Job
Repeat each record below exactly, dropping the pictures.

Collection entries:
— Begin —

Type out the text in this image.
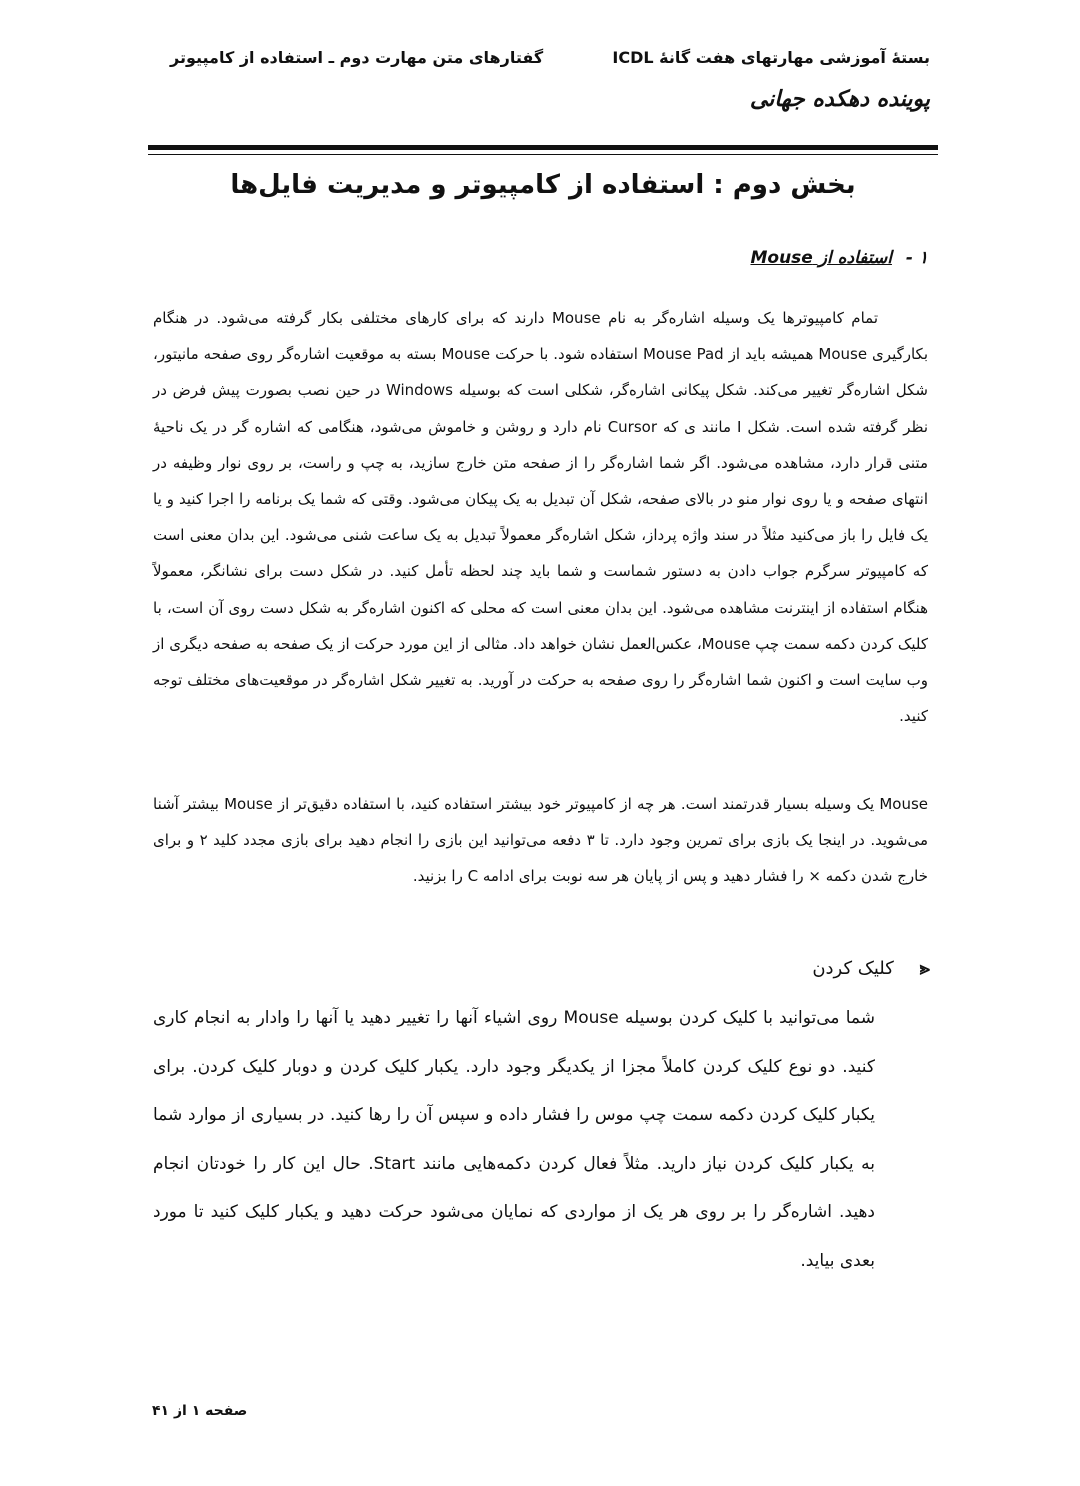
بستهٔ آموزشی مهارتهای هفت گانهٔ ICDL
گفتارهای متن مهارت دوم ـ استفاده از کامپیوتر
پوینده دهکده جهانی
بخش دوم : استفاده از کامپیوتر و مدیریت فایل‌ها
۱ - استفاده از Mouse
تمام کامپیوترها یک وسیله اشاره‌گر به نام Mouse دارند که برای کارهای مختلفی بکار گرفته می‌شود. در هنگام بکارگیری Mouse همیشه باید از Mouse Pad استفاده شود. با حرکت Mouse بسته به موقعیت اشاره‌گر روی صفحه مانیتور، شکل اشاره‌گر تغییر می‌کند. شکل پیکانی اشاره‌گر، شکلی است که بوسیله Windows در حین نصب بصورت پیش فرض در نظر گرفته شده است. شکل I مانند ی که Cursor نام دارد و روشن و خاموش می‌شود، هنگامی که اشاره گر در یک ناحیهٔ متنی قرار دارد، مشاهده می‌شود. اگر شما اشاره‌گر را از صفحه متن خارج سازید، به چپ و راست، بر روی نوار وظیفه در انتهای صفحه و یا روی نوار منو در بالای صفحه، شکل آن تبدیل به یک پیکان می‌شود. وقتی که شما یک برنامه را اجرا کنید و یا یک فایل را باز می‌کنید مثلاً در سند واژه پرداز، شکل اشاره‌گر معمولاً تبدیل به یک ساعت شنی می‌شود. این بدان معنی است که کامپیوتر سرگرم جواب دادن به دستور شماست و شما باید چند لحظه تأمل کنید. در شکل دست برای نشانگر، معمولاً هنگام استفاده از اینترنت مشاهده می‌شود. این بدان معنی است که محلی که اکنون اشاره‌گر به شکل دست روی آن است، با کلیک کردن دکمه سمت چپ Mouse، عکس‌العمل نشان خواهد داد. مثالی از این مورد حرکت از یک صفحه به صفحه دیگری از وب سایت است و اکنون شما اشاره‌گر را روی صفحه به حرکت در آورید. به تغییر شکل اشاره‌گر در موقعیت‌های مختلف توجه کنید.
Mouse یک وسیله بسیار قدرتمند است. هر چه از کامپیوتر خود بیشتر استفاده کنید، با استفاده دقیق‌تر از Mouse بیشتر آشنا می‌شوید. در اینجا یک بازی برای تمرین وجود دارد. تا ۳ دفعه می‌توانید این بازی را انجام دهید برای بازی مجدد کلید ۲ و برای خارج شدن دکمه × را فشار دهید و پس از پایان هر سه نوبت برای ادامه C را بزنید.
⪡
کلیک کردن
شما می‌توانید با کلیک کردن بوسیله Mouse روی اشیاء آنها را تغییر دهید یا آنها را وادار به انجام کاری کنید. دو نوع کلیک کردن کاملاً مجزا از یکدیگر وجود دارد. یکبار کلیک کردن و دوبار کلیک کردن. برای یکبار کلیک کردن دکمه سمت چپ موس را فشار داده و سپس آن را رها کنید. در بسیاری از موارد شما به یکبار کلیک کردن نیاز دارید. مثلاً فعال کردن دکمه‌هایی مانند Start. حال این کار را خودتان انجام دهید. اشاره‌گر را بر روی هر یک از مواردی که نمایان می‌شود حرکت دهید و یکبار کلیک کنید تا مورد بعدی بیاید.
صفحه ۱ از ۴۱
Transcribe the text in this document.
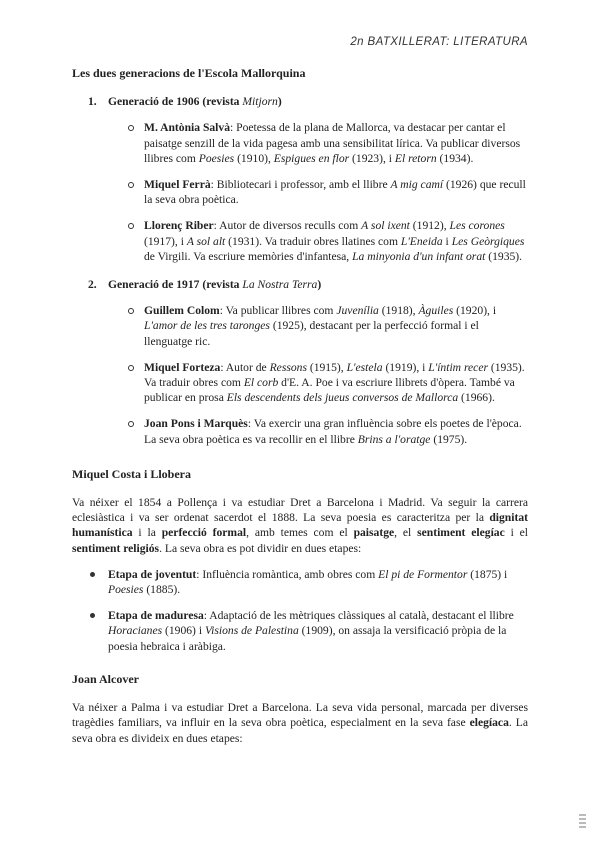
2n BATXILLERAT: LITERATURA

Les dues generacions de l'Escola Mallorquina

1. Generació de 1906 (revista Mitjorn)
M. Antònia Salvà: Poetessa de la plana de Mallorca, va destacar per cantar el paisatge senzill de la vida pagesa amb una sensibilitat lírica. Va publicar diversos llibres com Poesies (1910), Espigues en flor (1923), i El retorn (1934).
Miquel Ferrà: Bibliotecari i professor, amb el llibre A mig camí (1926) que recull la seva obra poètica.
Llorenç Riber: Autor de diversos reculls com A sol ixent (1912), Les corones (1917), i A sol alt (1931). Va traduir obres llatines com L'Eneida i Les Geòrgiques de Virgili. Va escriure memòries d'infantesa, La minyonia d'un infant orat (1935).
2. Generació de 1917 (revista La Nostra Terra)
Guillem Colom: Va publicar llibres com Juvenília (1918), Àguiles (1920), i L'amor de les tres taronges (1925), destacant per la perfecció formal i el llenguatge ric.
Miquel Forteza: Autor de Ressons (1915), L'estela (1919), i L'íntim recer (1935). Va traduir obres com El corb d'E. A. Poe i va escriure llibrets d'òpera. També va publicar en prosa Els descendents dels jueus conversos de Mallorca (1966).
Joan Pons i Marquès: Va exercir una gran influència sobre els poetes de l'època. La seva obra poètica es va recollir en el llibre Brins a l'oratge (1975).

Miquel Costa i Llobera

Va néixer el 1854 a Pollença i va estudiar Dret a Barcelona i Madrid. Va seguir la carrera eclesiàstica i va ser ordenat sacerdot el 1888. La seva poesia es caracteritza per la dignitat humanística i la perfecció formal, amb temes com el paisatge, el sentiment elegíac i el sentiment religiós. La seva obra es pot dividir en dues etapes:

Etapa de joventut: Influència romàntica, amb obres com El pi de Formentor (1875) i Poesies (1885).
Etapa de maduresa: Adaptació de les mètriques clàssiques al català, destacant el llibre Horacianes (1906) i Visions de Palestina (1909), on assaja la versificació pròpia de la poesia hebraica i aràbiga.

Joan Alcover

Va néixer a Palma i va estudiar Dret a Barcelona. La seva vida personal, marcada per diverses tragèdies familiars, va influir en la seva obra poètica, especialment en la seva fase elegíaca. La seva obra es divideix en dues etapes:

— End —

Full answer
Type out the text in this image.
بستهٔ آموزشی مهارتهای هفت گانهٔ ICDL
گفتارهای متن مهارت دوم ـ استفاده از کامپیوتر
پوینده دهکده جهانی
بخش دوم : استفاده از کامپیوتر و مدیریت فایل‌ها
۱ - استفاده از Mouse
تمام کامپیوترها یک وسیله اشاره‌گر به نام Mouse دارند که برای کارهای مختلفی بکار گرفته می‌شود. در هنگام بکارگیری Mouse همیشه باید از Mouse Pad استفاده شود. با حرکت Mouse بسته به موقعیت اشاره‌گر روی صفحه مانیتور، شکل اشاره‌گر تغییر می‌کند. شکل پیکانی اشاره‌گر، شکلی است که بوسیله Windows در حین نصب بصورت پیش فرض در نظر گرفته شده است. شکل I مانند ی که Cursor نام دارد و روشن و خاموش می‌شود، هنگامی که اشاره گر در یک ناحیهٔ متنی قرار دارد، مشاهده می‌شود. اگر شما اشاره‌گر را از صفحه متن خارج سازید، به چپ و راست، بر روی نوار وظیفه در انتهای صفحه و یا روی نوار منو در بالای صفحه، شکل آن تبدیل به یک پیکان می‌شود. وقتی که شما یک برنامه را اجرا کنید و یا یک فایل را باز می‌کنید مثلاً در سند واژه پرداز، شکل اشاره‌گر معمولاً تبدیل به یک ساعت شنی می‌شود. این بدان معنی است که کامپیوتر سرگرم جواب دادن به دستور شماست و شما باید چند لحظه تأمل کنید. در شکل دست برای نشانگر، معمولاً هنگام استفاده از اینترنت مشاهده می‌شود. این بدان معنی است که محلی که اکنون اشاره‌گر به شکل دست روی آن است، با کلیک کردن دکمه سمت چپ Mouse، عکس‌العمل نشان خواهد داد. مثالی از این مورد حرکت از یک صفحه به صفحه دیگری از وب سایت است و اکنون شما اشاره‌گر را روی صفحه به حرکت در آورید. به تغییر شکل اشاره‌گر در موقعیت‌های مختلف توجه کنید.
Mouse یک وسیله بسیار قدرتمند است. هر چه از کامپیوتر خود بیشتر استفاده کنید، با استفاده دقیق‌تر از Mouse بیشتر آشنا می‌شوید. در اینجا یک بازی برای تمرین وجود دارد. تا ۳ دفعه می‌توانید این بازی را انجام دهید برای بازی مجدد کلید ۲ و برای خارج شدن دکمه × را فشار دهید و پس از پایان هر سه نوبت برای ادامه C را بزنید.
⪡
کلیک کردن
شما می‌توانید با کلیک کردن بوسیله Mouse روی اشیاء آنها را تغییر دهید یا آنها را وادار به انجام کاری کنید. دو نوع کلیک کردن کاملاً مجزا از یکدیگر وجود دارد. یکبار کلیک کردن و دوبار کلیک کردن. برای یکبار کلیک کردن دکمه سمت چپ موس را فشار داده و سپس آن را رها کنید. در بسیاری از موارد شما به یکبار کلیک کردن نیاز دارید. مثلاً فعال کردن دکمه‌هایی مانند Start. حال این کار را خودتان انجام دهید. اشاره‌گر را بر روی هر یک از مواردی که نمایان می‌شود حرکت دهید و یکبار کلیک کنید تا مورد بعدی بیاید.
صفحه ۱ از ۴۱
Transcribe the text in this document.
2n BATXILLERAT: LITERATURA

Les dues generacions de l'Escola Mallorquina

1. Generació de 1906 (revista Mitjorn)
M. Antònia Salvà: Poetessa de la plana de Mallorca, va destacar per cantar el paisatge senzill de la vida pagesa amb una sensibilitat lírica. Va publicar diversos llibres com Poesies (1910), Espigues en flor (1923), i El retorn (1934).
Miquel Ferrà: Bibliotecari i professor, amb el llibre A mig camí (1926) que recull la seva obra poètica.
Llorenç Riber: Autor de diversos reculls com A sol ixent (1912), Les corones (1917), i A sol alt (1931). Va traduir obres llatines com L'Eneida i Les Geòrgiques de Virgili. Va escriure memòries d'infantesa, La minyonia d'un infant orat (1935).
2. Generació de 1917 (revista La Nostra Terra)
Guillem Colom: Va publicar llibres com Juvenília (1918), Àguiles (1920), i L'amor de les tres taronges (1925), destacant per la perfecció formal i el llenguatge ric.
Miquel Forteza: Autor de Ressons (1915), L'estela (1919), i L'íntim recer (1935). Va traduir obres com El corb d'E. A. Poe i va escriure llibrets d'òpera. També va publicar en prosa Els descendents dels jueus conversos de Mallorca (1966).
Joan Pons i Marquès: Va exercir una gran influència sobre els poetes de l'època. La seva obra poètica es va recollir en el llibre Brins a l'oratge (1975).

Miquel Costa i Llobera

Va néixer el 1854 a Pollença i va estudiar Dret a Barcelona i Madrid. Va seguir la carrera eclesiàstica i va ser ordenat sacerdot el 1888. La seva poesia es caracteritza per la dignitat humanística i la perfecció formal, amb temes com el paisatge, el sentiment elegíac i el sentiment religiós. La seva obra es pot dividir en dues etapes:

Etapa de joventut: Influència romàntica, amb obres com El pi de Formentor (1875) i Poesies (1885).
Etapa de maduresa: Adaptació de les mètriques clàssiques al català, destacant el llibre Horacianes (1906) i Visions de Palestina (1909), on assaja la versificació pròpia de la poesia hebraica i aràbiga.

Joan Alcover

Va néixer a Palma i va estudiar Dret a Barcelona. La seva vida personal, marcada per diverses tragèdies familiars, va influir en la seva obra poètica, especialment en la seva fase elegíaca. La seva obra es divideix en dues etapes:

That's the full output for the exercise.